▸ **Problem statement**
Report how many lines of the entries below contain the word "name", and nothing more.

+---+

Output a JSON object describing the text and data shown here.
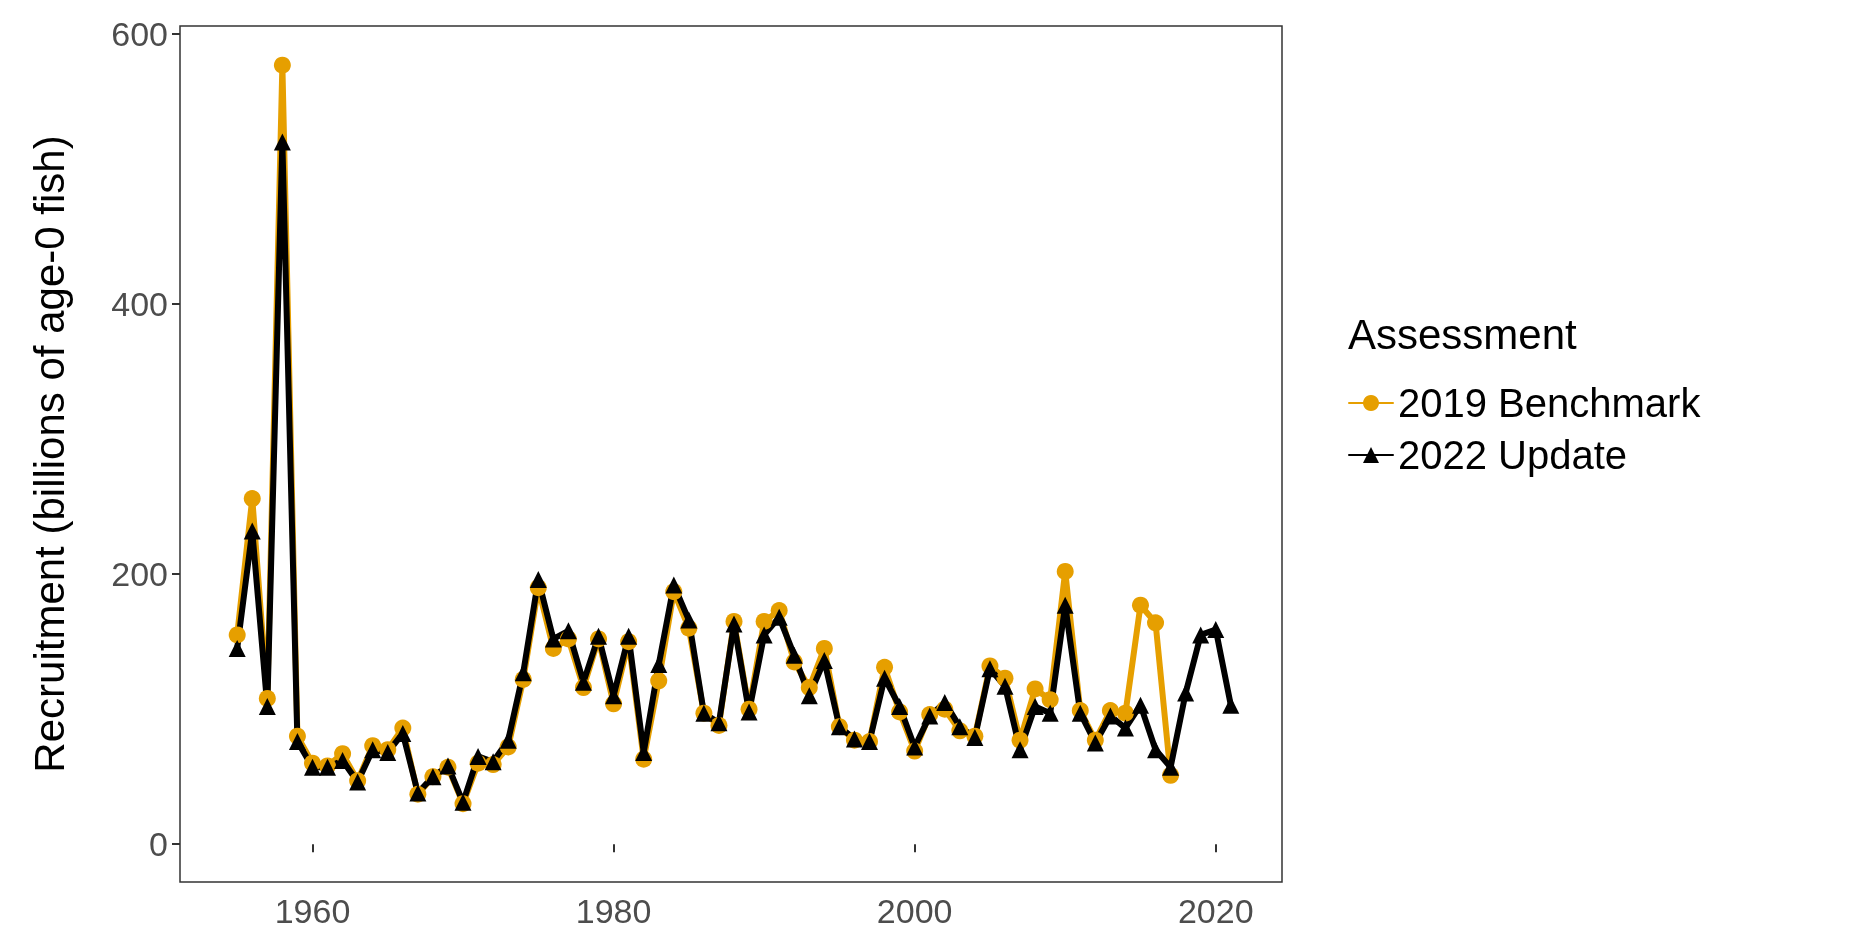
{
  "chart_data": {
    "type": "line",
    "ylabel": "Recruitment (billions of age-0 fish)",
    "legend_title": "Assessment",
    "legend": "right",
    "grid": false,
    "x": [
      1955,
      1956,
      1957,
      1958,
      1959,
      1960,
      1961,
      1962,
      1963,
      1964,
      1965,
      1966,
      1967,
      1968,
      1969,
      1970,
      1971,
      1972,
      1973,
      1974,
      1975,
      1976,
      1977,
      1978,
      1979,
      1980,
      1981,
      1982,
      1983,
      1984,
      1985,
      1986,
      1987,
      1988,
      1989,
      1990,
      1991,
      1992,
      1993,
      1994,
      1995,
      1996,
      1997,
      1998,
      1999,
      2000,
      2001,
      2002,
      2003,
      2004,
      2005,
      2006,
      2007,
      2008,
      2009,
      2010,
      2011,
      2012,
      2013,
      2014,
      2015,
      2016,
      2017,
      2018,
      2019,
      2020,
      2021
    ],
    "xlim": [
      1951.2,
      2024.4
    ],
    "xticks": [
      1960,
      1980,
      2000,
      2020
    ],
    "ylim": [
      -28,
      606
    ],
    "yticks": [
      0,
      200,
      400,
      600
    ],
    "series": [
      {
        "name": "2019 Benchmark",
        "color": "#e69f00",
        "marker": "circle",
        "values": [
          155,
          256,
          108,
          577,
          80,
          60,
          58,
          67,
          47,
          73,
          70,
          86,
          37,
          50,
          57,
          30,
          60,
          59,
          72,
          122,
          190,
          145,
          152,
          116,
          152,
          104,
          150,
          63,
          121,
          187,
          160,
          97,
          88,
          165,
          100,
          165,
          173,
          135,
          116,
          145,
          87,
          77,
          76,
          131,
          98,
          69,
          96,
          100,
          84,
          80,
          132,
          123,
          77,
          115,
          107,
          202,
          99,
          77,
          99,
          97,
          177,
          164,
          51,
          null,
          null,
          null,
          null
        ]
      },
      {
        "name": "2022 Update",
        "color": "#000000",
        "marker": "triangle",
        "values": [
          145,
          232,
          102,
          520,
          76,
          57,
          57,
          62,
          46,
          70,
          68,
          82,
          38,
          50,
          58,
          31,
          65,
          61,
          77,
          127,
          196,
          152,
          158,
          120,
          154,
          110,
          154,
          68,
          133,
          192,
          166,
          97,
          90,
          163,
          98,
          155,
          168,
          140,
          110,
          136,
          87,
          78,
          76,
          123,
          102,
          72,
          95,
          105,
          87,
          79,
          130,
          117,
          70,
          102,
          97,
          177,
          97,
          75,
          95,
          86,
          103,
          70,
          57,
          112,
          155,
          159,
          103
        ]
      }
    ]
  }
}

+---+

▸ **Written solution**
2